[Written instruction] In the data below, find every line that has the string "JSON", and copy it.

--- Start Stored rows ---

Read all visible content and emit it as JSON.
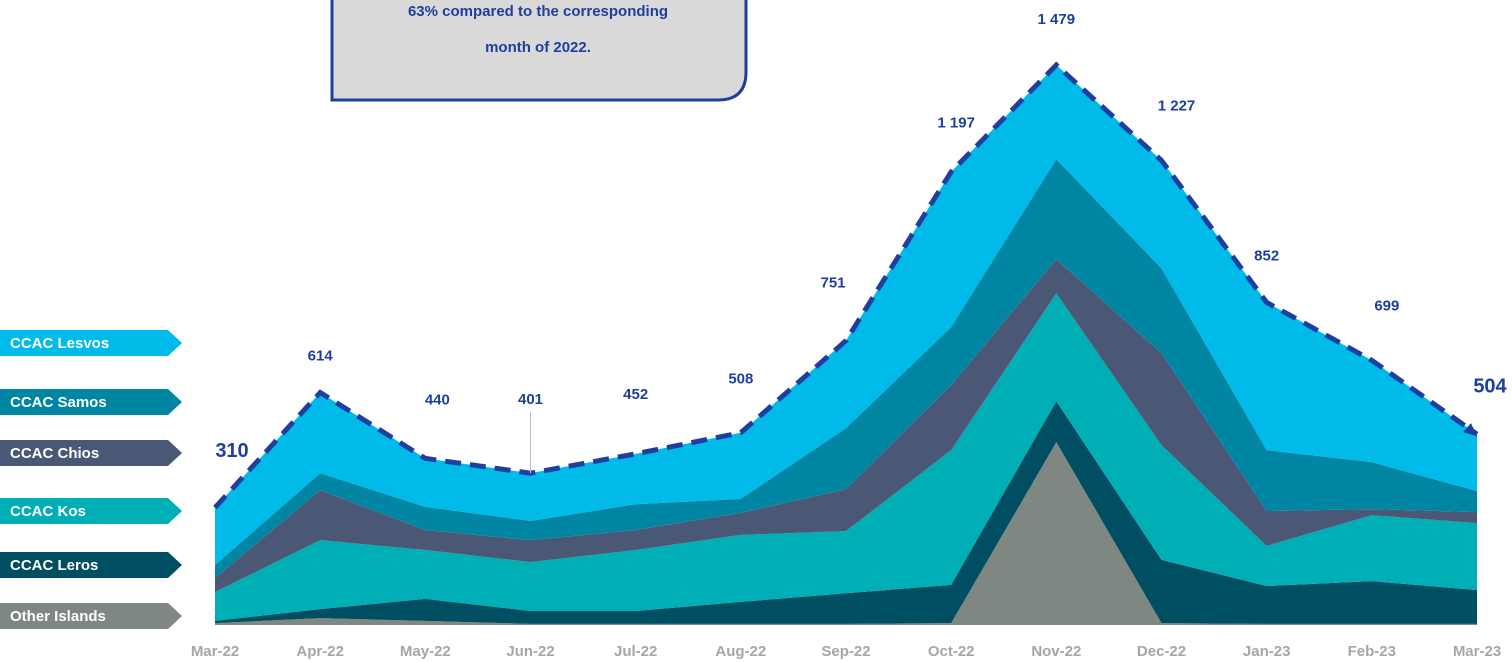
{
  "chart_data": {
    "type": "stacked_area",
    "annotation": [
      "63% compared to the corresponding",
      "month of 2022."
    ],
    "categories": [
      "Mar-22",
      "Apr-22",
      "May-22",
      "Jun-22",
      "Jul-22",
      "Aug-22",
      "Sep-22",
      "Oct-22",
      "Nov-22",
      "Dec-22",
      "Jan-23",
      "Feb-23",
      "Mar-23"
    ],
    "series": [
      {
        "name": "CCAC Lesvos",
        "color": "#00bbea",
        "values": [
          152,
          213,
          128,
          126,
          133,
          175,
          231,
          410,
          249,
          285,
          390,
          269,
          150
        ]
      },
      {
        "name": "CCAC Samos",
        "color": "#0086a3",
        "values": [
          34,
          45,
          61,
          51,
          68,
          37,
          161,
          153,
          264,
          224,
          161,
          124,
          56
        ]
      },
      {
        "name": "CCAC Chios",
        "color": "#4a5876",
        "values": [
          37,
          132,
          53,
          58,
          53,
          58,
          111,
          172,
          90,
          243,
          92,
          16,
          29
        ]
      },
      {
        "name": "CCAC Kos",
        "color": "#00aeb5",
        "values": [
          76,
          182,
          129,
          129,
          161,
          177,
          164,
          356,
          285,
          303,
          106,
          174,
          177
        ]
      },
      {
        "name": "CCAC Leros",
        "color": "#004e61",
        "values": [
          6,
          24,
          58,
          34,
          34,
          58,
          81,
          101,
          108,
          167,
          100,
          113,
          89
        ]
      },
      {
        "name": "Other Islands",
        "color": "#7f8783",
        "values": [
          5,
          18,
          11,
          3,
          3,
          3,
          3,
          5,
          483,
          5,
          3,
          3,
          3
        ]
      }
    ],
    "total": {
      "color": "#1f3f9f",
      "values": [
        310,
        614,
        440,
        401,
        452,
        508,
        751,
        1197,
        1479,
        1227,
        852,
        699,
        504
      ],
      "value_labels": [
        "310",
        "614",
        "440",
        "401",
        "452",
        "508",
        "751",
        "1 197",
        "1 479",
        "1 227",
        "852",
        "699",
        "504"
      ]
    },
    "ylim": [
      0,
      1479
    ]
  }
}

--- End Stored rows ---
--- Start Stored rows ---

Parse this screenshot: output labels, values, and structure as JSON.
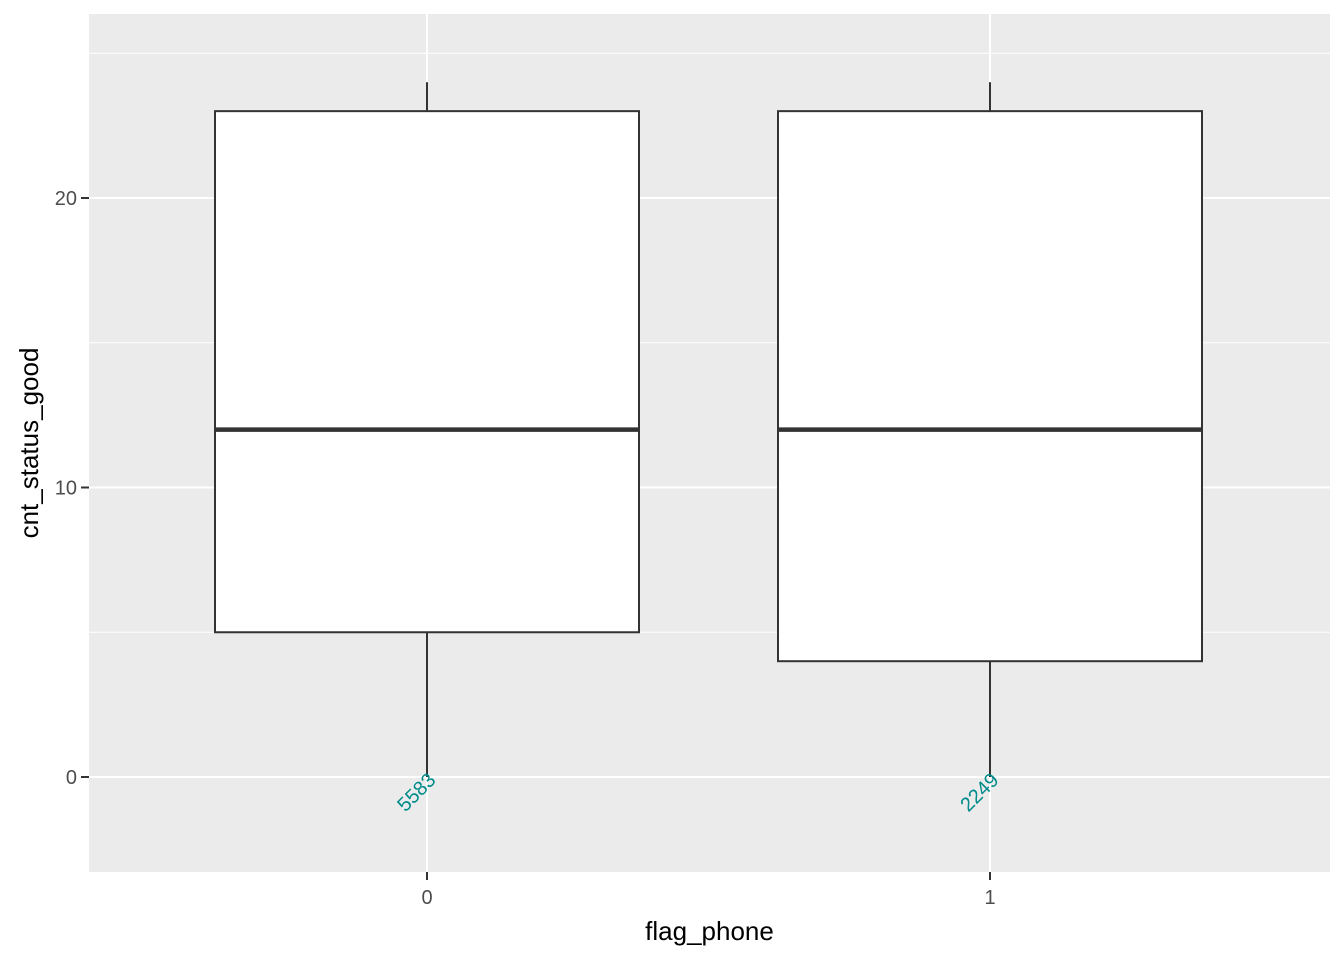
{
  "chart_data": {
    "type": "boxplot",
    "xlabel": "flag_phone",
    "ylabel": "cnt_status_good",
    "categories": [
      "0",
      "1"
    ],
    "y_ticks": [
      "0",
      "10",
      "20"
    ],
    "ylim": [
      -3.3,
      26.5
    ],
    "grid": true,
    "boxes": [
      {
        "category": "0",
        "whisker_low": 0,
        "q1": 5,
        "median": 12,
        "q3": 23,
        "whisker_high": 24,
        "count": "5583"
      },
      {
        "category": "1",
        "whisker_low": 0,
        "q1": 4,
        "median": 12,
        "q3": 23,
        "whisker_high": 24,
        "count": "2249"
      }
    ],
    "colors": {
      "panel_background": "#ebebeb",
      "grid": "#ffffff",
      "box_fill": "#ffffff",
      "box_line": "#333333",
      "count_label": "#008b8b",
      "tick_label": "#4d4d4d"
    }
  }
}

--- End Stored rows ---
--- Start Stored rows ---

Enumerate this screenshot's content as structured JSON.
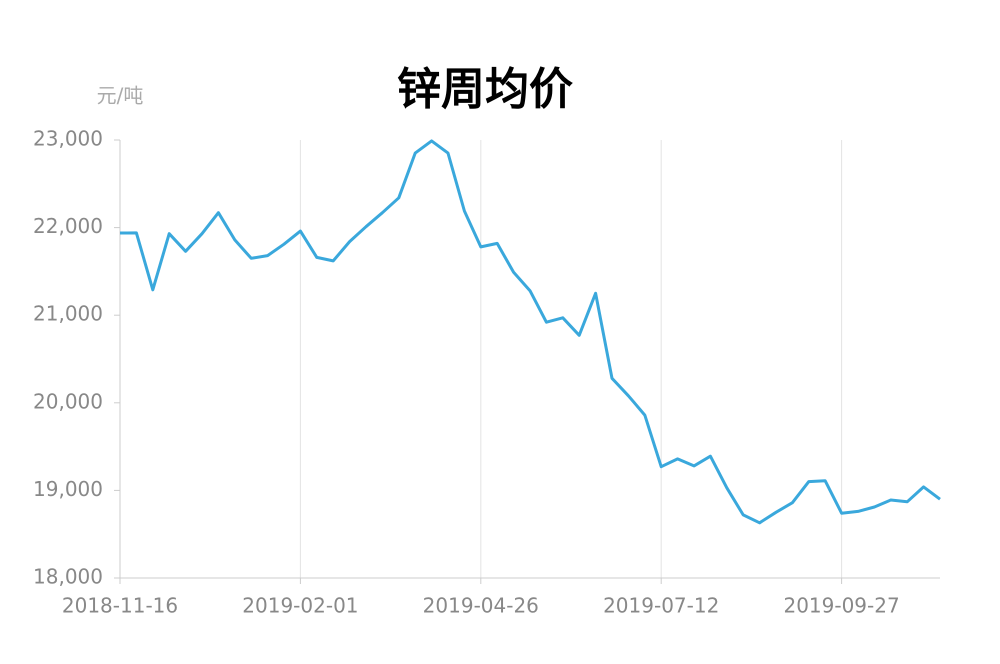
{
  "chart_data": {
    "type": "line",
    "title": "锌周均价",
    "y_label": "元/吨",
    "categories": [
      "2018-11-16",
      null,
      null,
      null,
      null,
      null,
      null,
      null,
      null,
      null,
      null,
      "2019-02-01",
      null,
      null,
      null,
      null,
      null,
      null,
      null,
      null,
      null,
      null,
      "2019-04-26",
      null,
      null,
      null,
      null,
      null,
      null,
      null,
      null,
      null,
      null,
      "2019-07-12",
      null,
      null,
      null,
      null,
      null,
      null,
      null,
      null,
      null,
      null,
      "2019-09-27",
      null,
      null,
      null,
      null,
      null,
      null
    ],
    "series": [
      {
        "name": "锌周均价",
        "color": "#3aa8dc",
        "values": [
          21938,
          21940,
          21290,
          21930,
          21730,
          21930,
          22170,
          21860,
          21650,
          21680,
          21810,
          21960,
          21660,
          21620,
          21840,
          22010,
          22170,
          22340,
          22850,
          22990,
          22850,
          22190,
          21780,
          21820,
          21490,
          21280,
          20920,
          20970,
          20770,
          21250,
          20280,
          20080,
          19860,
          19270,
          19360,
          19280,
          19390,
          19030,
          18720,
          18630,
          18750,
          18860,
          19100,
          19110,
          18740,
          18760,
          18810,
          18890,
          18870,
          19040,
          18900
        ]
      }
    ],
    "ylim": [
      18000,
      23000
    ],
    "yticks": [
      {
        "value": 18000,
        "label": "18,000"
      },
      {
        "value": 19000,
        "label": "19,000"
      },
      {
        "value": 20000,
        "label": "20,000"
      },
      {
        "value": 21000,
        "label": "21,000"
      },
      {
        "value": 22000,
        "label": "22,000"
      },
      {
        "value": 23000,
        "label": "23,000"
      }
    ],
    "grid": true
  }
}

--- End Stored rows ---

[Response to the exercise]
Read all visible content and emit it as JSON.
Parse this screenshot: output labels, values, and structure as JSON.
Enumerate this screenshot's content as structured JSON.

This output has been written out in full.